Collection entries
<<<<
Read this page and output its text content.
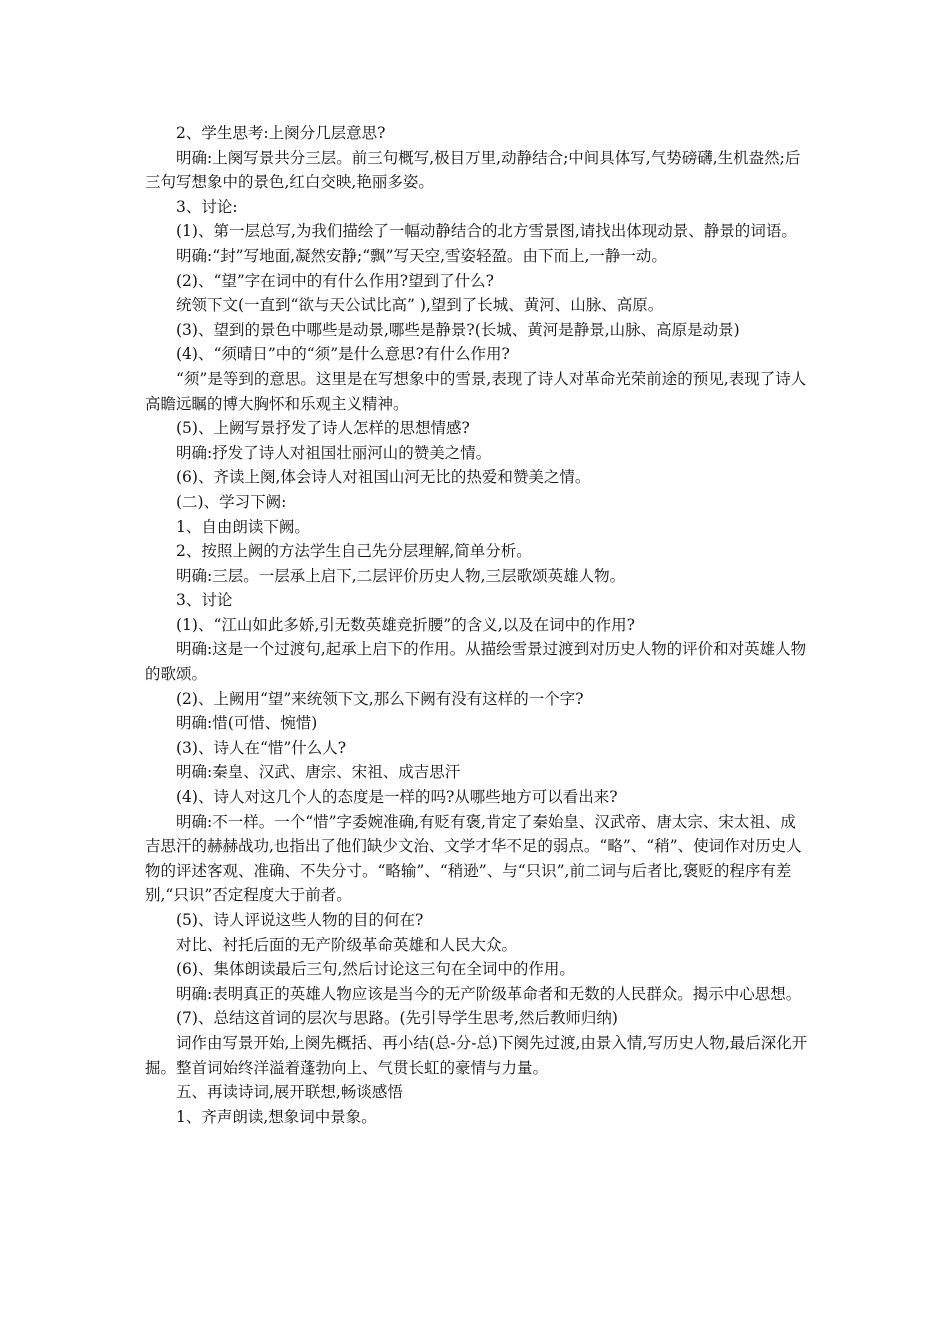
2、学生思考:上阕分几层意思?

明确:上阕写景共分三层。前三句概写,极目万里,动静结合;中间具体写,气势磅礴,生机盎然;后三句写想象中的景色,红白交映,艳丽多姿。

3、讨论:

(1)、第一层总写,为我们描绘了一幅动静结合的北方雪景图,请找出体现动景、静景的词语。

明确:“封”写地面,凝然安静;“飘”写天空,雪姿轻盈。由下而上,一静一动。

(2)、“望”字在词中的有什么作用?望到了什么?

统领下文(一直到“欲与天公试比高” ),望到了长城、黄河、山脉、高原。

(3)、望到的景色中哪些是动景,哪些是静景?(长城、黄河是静景,山脉、高原是动景)

(4)、“须晴日”中的“须”是什么意思?有什么作用?

“须”是等到的意思。这里是在写想象中的雪景,表现了诗人对革命光荣前途的预见,表现了诗人高瞻远瞩的博大胸怀和乐观主义精神。

(5)、上阙写景抒发了诗人怎样的思想情感?

明确:抒发了诗人对祖国壮丽河山的赞美之情。

(6)、齐读上阕,体会诗人对祖国山河无比的热爱和赞美之情。

(二)、学习下阙:

1、自由朗读下阙。

2、按照上阙的方法学生自己先分层理解,简单分析。

明确:三层。一层承上启下,二层评价历史人物,三层歌颂英雄人物。

3、讨论

(1)、“江山如此多娇,引无数英雄竞折腰”的含义,以及在词中的作用?

明确:这是一个过渡句,起承上启下的作用。从描绘雪景过渡到对历史人物的评价和对英雄人物的歌颂。

(2)、上阙用“望”来统领下文,那么下阙有没有这样的一个字?

明确:惜(可惜、惋惜)

(3)、诗人在“惜”什么人?

明确:秦皇、汉武、唐宗、宋祖、成吉思汗

(4)、诗人对这几个人的态度是一样的吗?从哪些地方可以看出来?

明确:不一样。一个“惜”字委婉准确,有贬有褒,肯定了秦始皇、汉武帝、唐太宗、宋太祖、成吉思汗的赫赫战功,也指出了他们缺少文治、文学才华不足的弱点。“略”、“稍”、使词作对历史人物的评述客观、准确、不失分寸。“略输”、“稍逊”、与“只识”,前二词与后者比,褒贬的程序有差别,“只识”否定程度大于前者。

(5)、诗人评说这些人物的目的何在?

对比、衬托后面的无产阶级革命英雄和人民大众。

(6)、集体朗读最后三句,然后讨论这三句在全词中的作用。

明确:表明真正的英雄人物应该是当今的无产阶级革命者和无数的人民群众。揭示中心思想。

(7)、总结这首词的层次与思路。(先引导学生思考,然后教师归纳)

词作由写景开始,上阕先概括、再小结(总-分-总)下阕先过渡,由景入情,写历史人物,最后深化开掘。整首词始终洋溢着蓬勃向上、气贯长虹的豪情与力量。

五、再读诗词,展开联想,畅谈感悟

1、齐声朗读,想象词中景象。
>>>>
__Task brief__. Except for the pictures, reproduce every line exactly.

__Answer to this exercise__.
Read this page and output its text content.
2、学生思考:上阕分几层意思?

明确:上阕写景共分三层。前三句概写,极目万里,动静结合;中间具体写,气势磅礴,生机盎然;后三句写想象中的景色,红白交映,艳丽多姿。

3、讨论:

(1)、第一层总写,为我们描绘了一幅动静结合的北方雪景图,请找出体现动景、静景的词语。

明确:“封”写地面,凝然安静;“飘”写天空,雪姿轻盈。由下而上,一静一动。

(2)、“望”字在词中的有什么作用?望到了什么?

统领下文(一直到“欲与天公试比高” ),望到了长城、黄河、山脉、高原。

(3)、望到的景色中哪些是动景,哪些是静景?(长城、黄河是静景,山脉、高原是动景)

(4)、“须晴日”中的“须”是什么意思?有什么作用?

“须”是等到的意思。这里是在写想象中的雪景,表现了诗人对革命光荣前途的预见,表现了诗人高瞻远瞩的博大胸怀和乐观主义精神。

(5)、上阙写景抒发了诗人怎样的思想情感?

明确:抒发了诗人对祖国壮丽河山的赞美之情。

(6)、齐读上阕,体会诗人对祖国山河无比的热爱和赞美之情。

(二)、学习下阙:

1、自由朗读下阙。

2、按照上阙的方法学生自己先分层理解,简单分析。

明确:三层。一层承上启下,二层评价历史人物,三层歌颂英雄人物。

3、讨论

(1)、“江山如此多娇,引无数英雄竞折腰”的含义,以及在词中的作用?

明确:这是一个过渡句,起承上启下的作用。从描绘雪景过渡到对历史人物的评价和对英雄人物的歌颂。

(2)、上阙用“望”来统领下文,那么下阙有没有这样的一个字?

明确:惜(可惜、惋惜)

(3)、诗人在“惜”什么人?

明确:秦皇、汉武、唐宗、宋祖、成吉思汗

(4)、诗人对这几个人的态度是一样的吗?从哪些地方可以看出来?

明确:不一样。一个“惜”字委婉准确,有贬有褒,肯定了秦始皇、汉武帝、唐太宗、宋太祖、成吉思汗的赫赫战功,也指出了他们缺少文治、文学才华不足的弱点。“略”、“稍”、使词作对历史人物的评述客观、准确、不失分寸。“略输”、“稍逊”、与“只识”,前二词与后者比,褒贬的程序有差别,“只识”否定程度大于前者。

(5)、诗人评说这些人物的目的何在?

对比、衬托后面的无产阶级革命英雄和人民大众。

(6)、集体朗读最后三句,然后讨论这三句在全词中的作用。

明确:表明真正的英雄人物应该是当今的无产阶级革命者和无数的人民群众。揭示中心思想。

(7)、总结这首词的层次与思路。(先引导学生思考,然后教师归纳)

词作由写景开始,上阕先概括、再小结(总-分-总)下阕先过渡,由景入情,写历史人物,最后深化开掘。整首词始终洋溢着蓬勃向上、气贯长虹的豪情与力量。

五、再读诗词,展开联想,畅谈感悟

1、齐声朗读,想象词中景象。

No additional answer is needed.